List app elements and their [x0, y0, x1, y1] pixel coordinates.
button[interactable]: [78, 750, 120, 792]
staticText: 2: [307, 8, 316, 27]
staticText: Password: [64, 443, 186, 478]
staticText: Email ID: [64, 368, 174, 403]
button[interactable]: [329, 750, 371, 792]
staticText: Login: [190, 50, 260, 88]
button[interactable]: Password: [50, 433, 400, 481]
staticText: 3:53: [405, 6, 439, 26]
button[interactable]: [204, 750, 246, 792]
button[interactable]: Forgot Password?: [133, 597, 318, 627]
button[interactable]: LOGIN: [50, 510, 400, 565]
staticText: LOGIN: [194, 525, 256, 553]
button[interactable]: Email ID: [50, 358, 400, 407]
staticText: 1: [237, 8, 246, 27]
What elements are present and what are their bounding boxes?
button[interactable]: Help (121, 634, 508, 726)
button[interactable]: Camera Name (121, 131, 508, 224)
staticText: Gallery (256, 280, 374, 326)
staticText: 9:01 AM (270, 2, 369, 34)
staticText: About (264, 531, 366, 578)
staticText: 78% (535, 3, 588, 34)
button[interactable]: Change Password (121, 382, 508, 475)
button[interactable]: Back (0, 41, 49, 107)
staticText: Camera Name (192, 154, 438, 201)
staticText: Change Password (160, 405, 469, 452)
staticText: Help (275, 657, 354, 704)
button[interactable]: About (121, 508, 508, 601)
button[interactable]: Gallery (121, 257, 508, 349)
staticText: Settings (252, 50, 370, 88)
□ □ □ □ □
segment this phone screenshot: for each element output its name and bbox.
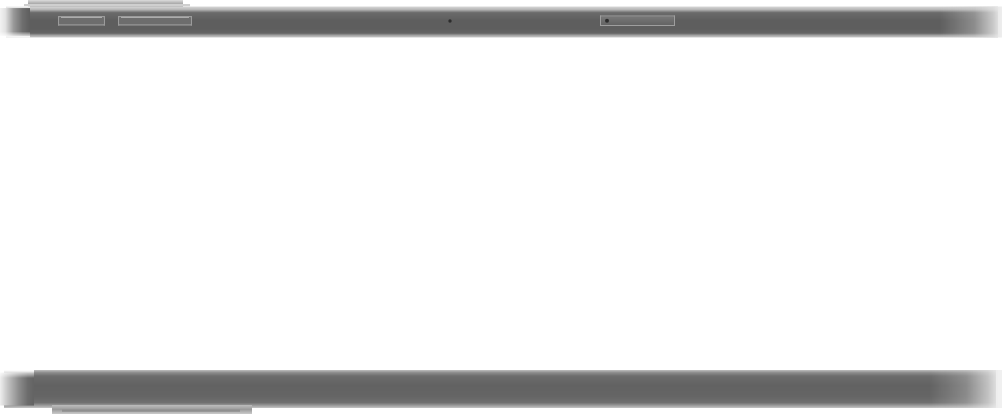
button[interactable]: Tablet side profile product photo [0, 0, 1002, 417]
□ □ □ □ □
_PROBLEM STATEMENT:_
Print every line from the one containing "What elements are" down to the one containing "button[interactable]: Back (0, 41, 49, 107)", reproducing each character for character.

_CORRECT RESULT:_
What elements are present and what are their bounding boxes?
button[interactable]: Help (121, 634, 508, 726)
button[interactable]: Camera Name (121, 131, 508, 224)
staticText: Gallery (256, 280, 374, 326)
staticText: 9:01 AM (270, 2, 369, 34)
staticText: About (264, 531, 366, 578)
staticText: 78% (535, 3, 588, 34)
button[interactable]: Change Password (121, 382, 508, 475)
button[interactable]: Back (0, 41, 49, 107)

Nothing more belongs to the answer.